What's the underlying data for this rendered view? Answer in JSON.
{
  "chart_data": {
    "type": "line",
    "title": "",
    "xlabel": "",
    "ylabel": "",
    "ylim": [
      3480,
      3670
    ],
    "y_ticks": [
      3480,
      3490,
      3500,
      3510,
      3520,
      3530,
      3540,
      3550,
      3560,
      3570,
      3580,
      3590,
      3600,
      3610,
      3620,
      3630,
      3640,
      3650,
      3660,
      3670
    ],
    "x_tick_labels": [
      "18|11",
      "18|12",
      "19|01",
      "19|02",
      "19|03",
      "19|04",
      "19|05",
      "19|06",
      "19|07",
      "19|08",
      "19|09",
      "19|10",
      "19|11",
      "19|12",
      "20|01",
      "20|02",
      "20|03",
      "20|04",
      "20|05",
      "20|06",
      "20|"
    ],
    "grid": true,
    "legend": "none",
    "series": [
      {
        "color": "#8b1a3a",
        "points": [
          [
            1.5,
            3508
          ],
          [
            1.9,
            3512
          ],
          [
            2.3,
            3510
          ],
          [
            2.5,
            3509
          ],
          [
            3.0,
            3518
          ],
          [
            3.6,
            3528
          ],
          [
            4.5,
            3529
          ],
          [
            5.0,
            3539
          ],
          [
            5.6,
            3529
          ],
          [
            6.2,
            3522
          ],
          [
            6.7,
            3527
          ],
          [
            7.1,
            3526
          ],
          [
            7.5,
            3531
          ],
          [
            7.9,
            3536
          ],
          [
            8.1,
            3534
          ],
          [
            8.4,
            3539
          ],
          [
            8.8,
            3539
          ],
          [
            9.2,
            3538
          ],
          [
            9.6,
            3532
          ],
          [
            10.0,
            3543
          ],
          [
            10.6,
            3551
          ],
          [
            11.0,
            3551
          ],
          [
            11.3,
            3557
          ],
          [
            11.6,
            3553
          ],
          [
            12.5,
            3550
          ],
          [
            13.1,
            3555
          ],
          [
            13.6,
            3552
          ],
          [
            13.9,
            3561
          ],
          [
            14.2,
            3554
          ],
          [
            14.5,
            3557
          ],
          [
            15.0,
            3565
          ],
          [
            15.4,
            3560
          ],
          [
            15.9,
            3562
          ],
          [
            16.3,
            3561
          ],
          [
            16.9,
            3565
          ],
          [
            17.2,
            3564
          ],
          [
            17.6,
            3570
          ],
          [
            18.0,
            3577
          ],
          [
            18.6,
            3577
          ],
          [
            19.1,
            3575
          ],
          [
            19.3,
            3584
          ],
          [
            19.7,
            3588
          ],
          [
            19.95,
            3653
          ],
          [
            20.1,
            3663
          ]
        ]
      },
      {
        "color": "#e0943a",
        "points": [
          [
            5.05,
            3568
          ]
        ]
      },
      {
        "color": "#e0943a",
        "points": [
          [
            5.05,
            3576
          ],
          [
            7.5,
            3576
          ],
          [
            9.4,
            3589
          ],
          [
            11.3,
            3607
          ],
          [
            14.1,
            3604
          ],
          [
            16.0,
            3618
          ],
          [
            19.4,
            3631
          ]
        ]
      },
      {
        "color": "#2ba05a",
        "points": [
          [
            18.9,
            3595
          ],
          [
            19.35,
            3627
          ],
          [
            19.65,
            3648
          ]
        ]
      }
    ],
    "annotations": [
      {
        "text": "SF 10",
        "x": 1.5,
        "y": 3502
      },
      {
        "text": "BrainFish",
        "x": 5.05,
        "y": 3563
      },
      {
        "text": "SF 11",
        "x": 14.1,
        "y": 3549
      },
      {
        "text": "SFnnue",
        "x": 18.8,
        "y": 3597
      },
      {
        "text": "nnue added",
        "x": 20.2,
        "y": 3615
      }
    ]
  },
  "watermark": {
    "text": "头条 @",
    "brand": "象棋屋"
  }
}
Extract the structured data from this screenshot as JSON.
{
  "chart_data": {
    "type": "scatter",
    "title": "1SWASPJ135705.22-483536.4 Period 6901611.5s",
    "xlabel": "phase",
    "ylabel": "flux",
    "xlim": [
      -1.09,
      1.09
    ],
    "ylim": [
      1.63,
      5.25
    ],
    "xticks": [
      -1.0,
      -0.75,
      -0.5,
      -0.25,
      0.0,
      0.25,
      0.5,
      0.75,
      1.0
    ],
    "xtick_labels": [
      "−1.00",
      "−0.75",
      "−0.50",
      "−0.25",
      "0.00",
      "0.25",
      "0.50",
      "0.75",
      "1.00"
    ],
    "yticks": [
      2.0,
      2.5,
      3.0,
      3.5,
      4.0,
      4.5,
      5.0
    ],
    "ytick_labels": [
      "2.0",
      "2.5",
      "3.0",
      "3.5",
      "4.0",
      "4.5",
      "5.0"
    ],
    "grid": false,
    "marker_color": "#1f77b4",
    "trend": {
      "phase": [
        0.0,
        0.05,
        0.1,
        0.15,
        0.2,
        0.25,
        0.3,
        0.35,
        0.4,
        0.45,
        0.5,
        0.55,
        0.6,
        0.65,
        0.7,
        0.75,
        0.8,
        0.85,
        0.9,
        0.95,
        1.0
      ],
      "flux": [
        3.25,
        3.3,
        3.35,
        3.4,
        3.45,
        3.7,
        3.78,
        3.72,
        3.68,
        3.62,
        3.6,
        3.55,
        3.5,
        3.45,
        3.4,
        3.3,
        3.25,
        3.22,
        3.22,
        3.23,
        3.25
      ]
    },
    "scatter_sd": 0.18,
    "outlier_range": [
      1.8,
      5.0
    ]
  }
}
-------
> Your instructions:
Repeat the lines above exactly.

> Answer to this task:
What's the underlying data for this rendered view? Answer in JSON.
{
  "chart_data": {
    "type": "line",
    "title": "",
    "xlabel": "",
    "ylabel": "",
    "ylim": [
      3480,
      3670
    ],
    "y_ticks": [
      3480,
      3490,
      3500,
      3510,
      3520,
      3530,
      3540,
      3550,
      3560,
      3570,
      3580,
      3590,
      3600,
      3610,
      3620,
      3630,
      3640,
      3650,
      3660,
      3670
    ],
    "x_tick_labels": [
      "18|11",
      "18|12",
      "19|01",
      "19|02",
      "19|03",
      "19|04",
      "19|05",
      "19|06",
      "19|07",
      "19|08",
      "19|09",
      "19|10",
      "19|11",
      "19|12",
      "20|01",
      "20|02",
      "20|03",
      "20|04",
      "20|05",
      "20|06",
      "20|"
    ],
    "grid": true,
    "legend": "none",
    "series": [
      {
        "color": "#8b1a3a",
        "points": [
          [
            1.5,
            3508
          ],
          [
            1.9,
            3512
          ],
          [
            2.3,
            3510
          ],
          [
            2.5,
            3509
          ],
          [
            3.0,
            3518
          ],
          [
            3.6,
            3528
          ],
          [
            4.5,
            3529
          ],
          [
            5.0,
            3539
          ],
          [
            5.6,
            3529
          ],
          [
            6.2,
            3522
          ],
          [
            6.7,
            3527
          ],
          [
            7.1,
            3526
          ],
          [
            7.5,
            3531
          ],
          [
            7.9,
            3536
          ],
          [
            8.1,
            3534
          ],
          [
            8.4,
            3539
          ],
          [
            8.8,
            3539
          ],
          [
            9.2,
            3538
          ],
          [
            9.6,
            3532
          ],
          [
            10.0,
            3543
          ],
          [
            10.6,
            3551
          ],
          [
            11.0,
            3551
          ],
          [
            11.3,
            3557
          ],
          [
            11.6,
            3553
          ],
          [
            12.5,
            3550
          ],
          [
            13.1,
            3555
          ],
          [
            13.6,
            3552
          ],
          [
            13.9,
            3561
          ],
          [
            14.2,
            3554
          ],
          [
            14.5,
            3557
          ],
          [
            15.0,
            3565
          ],
          [
            15.4,
            3560
          ],
          [
            15.9,
            3562
          ],
          [
            16.3,
            3561
          ],
          [
            16.9,
            3565
          ],
          [
            17.2,
            3564
          ],
          [
            17.6,
            3570
          ],
          [
            18.0,
            3577
          ],
          [
            18.6,
            3577
          ],
          [
            19.1,
            3575
          ],
          [
            19.3,
            3584
          ],
          [
            19.7,
            3588
          ],
          [
            19.95,
            3653
          ],
          [
            20.1,
            3663
          ]
        ]
      },
      {
        "color": "#e0943a",
        "points": [
          [
            5.05,
            3568
          ]
        ]
      },
      {
        "color": "#e0943a",
        "points": [
          [
            5.05,
            3576
          ],
          [
            7.5,
            3576
          ],
          [
            9.4,
            3589
          ],
          [
            11.3,
            3607
          ],
          [
            14.1,
            3604
          ],
          [
            16.0,
            3618
          ],
          [
            19.4,
            3631
          ]
        ]
      },
      {
        "color": "#2ba05a",
        "points": [
          [
            18.9,
            3595
          ],
          [
            19.35,
            3627
          ],
          [
            19.65,
            3648
          ]
        ]
      }
    ],
    "annotations": [
      {
        "text": "SF 10",
        "x": 1.5,
        "y": 3502
      },
      {
        "text": "BrainFish",
        "x": 5.05,
        "y": 3563
      },
      {
        "text": "SF 11",
        "x": 14.1,
        "y": 3549
      },
      {
        "text": "SFnnue",
        "x": 18.8,
        "y": 3597
      },
      {
        "text": "nnue added",
        "x": 20.2,
        "y": 3615
      }
    ]
  },
  "watermark": {
    "text": "头条 @",
    "brand": "象棋屋"
  }
}
Extract the structured data from this screenshot as JSON.
{
  "chart_data": {
    "type": "scatter",
    "title": "1SWASPJ135705.22-483536.4 Period 6901611.5s",
    "xlabel": "phase",
    "ylabel": "flux",
    "xlim": [
      -1.09,
      1.09
    ],
    "ylim": [
      1.63,
      5.25
    ],
    "xticks": [
      -1.0,
      -0.75,
      -0.5,
      -0.25,
      0.0,
      0.25,
      0.5,
      0.75,
      1.0
    ],
    "xtick_labels": [
      "−1.00",
      "−0.75",
      "−0.50",
      "−0.25",
      "0.00",
      "0.25",
      "0.50",
      "0.75",
      "1.00"
    ],
    "yticks": [
      2.0,
      2.5,
      3.0,
      3.5,
      4.0,
      4.5,
      5.0
    ],
    "ytick_labels": [
      "2.0",
      "2.5",
      "3.0",
      "3.5",
      "4.0",
      "4.5",
      "5.0"
    ],
    "grid": false,
    "marker_color": "#1f77b4",
    "trend": {
      "phase": [
        0.0,
        0.05,
        0.1,
        0.15,
        0.2,
        0.25,
        0.3,
        0.35,
        0.4,
        0.45,
        0.5,
        0.55,
        0.6,
        0.65,
        0.7,
        0.75,
        0.8,
        0.85,
        0.9,
        0.95,
        1.0
      ],
      "flux": [
        3.25,
        3.3,
        3.35,
        3.4,
        3.45,
        3.7,
        3.78,
        3.72,
        3.68,
        3.62,
        3.6,
        3.55,
        3.5,
        3.45,
        3.4,
        3.3,
        3.25,
        3.22,
        3.22,
        3.23,
        3.25
      ]
    },
    "scatter_sd": 0.18,
    "outlier_range": [
      1.8,
      5.0
    ]
  }
}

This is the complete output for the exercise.